***** Provided material *****

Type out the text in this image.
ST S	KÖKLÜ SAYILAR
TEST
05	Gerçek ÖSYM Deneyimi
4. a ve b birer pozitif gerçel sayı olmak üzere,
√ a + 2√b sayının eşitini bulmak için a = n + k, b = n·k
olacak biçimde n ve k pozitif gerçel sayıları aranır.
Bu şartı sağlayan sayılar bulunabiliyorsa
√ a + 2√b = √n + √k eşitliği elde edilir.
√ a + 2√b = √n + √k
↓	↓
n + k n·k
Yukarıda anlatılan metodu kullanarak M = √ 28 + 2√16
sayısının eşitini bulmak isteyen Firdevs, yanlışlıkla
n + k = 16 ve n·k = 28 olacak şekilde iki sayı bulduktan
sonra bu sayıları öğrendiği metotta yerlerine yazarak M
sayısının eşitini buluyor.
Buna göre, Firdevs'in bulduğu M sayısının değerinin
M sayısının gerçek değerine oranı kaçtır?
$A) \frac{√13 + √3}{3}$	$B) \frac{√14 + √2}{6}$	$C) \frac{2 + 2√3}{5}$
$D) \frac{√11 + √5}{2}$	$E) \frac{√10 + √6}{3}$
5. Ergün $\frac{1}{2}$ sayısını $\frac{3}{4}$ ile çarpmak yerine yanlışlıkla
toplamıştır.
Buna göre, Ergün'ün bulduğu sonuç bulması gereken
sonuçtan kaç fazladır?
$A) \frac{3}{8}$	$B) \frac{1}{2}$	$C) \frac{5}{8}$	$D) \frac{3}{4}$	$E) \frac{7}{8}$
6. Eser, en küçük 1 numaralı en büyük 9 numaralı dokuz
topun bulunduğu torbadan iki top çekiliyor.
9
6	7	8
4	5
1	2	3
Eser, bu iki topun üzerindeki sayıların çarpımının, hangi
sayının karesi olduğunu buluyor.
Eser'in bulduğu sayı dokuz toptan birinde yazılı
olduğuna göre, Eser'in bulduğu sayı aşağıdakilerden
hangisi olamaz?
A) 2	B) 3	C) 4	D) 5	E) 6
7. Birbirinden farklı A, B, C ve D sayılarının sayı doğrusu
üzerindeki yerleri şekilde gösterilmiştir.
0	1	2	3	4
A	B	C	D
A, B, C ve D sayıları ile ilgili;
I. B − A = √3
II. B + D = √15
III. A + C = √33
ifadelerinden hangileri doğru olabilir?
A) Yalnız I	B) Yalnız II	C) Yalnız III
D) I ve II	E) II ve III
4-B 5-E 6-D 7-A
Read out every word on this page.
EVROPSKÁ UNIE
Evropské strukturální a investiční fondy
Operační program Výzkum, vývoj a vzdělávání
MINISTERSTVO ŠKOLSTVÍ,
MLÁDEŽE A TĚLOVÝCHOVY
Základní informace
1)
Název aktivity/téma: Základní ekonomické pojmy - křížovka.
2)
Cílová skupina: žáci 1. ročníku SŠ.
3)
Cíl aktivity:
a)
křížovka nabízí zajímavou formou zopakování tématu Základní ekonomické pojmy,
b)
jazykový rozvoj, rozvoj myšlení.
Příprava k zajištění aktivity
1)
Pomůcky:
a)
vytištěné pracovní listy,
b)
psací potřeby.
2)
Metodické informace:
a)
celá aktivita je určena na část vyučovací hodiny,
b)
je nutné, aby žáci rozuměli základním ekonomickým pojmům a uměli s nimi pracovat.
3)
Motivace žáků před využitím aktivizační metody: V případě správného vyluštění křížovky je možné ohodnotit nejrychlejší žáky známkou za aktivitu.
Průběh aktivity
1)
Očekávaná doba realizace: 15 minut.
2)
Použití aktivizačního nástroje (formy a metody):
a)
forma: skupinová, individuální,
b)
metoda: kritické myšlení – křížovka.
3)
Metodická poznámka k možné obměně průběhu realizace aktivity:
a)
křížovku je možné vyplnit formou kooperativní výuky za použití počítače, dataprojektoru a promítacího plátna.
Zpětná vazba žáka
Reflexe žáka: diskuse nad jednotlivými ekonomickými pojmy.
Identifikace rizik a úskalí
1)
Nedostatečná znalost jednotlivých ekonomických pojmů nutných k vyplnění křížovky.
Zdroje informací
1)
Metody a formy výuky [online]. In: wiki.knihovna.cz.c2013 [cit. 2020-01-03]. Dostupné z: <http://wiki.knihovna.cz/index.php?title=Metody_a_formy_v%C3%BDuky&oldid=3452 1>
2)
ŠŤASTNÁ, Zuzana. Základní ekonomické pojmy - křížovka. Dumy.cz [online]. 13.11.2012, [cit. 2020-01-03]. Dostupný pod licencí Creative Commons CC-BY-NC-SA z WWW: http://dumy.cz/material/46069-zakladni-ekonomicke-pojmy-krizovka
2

*****

Short exercise
Give the count of lines that hold the word "şekilde", with nothing added.

Written solution
2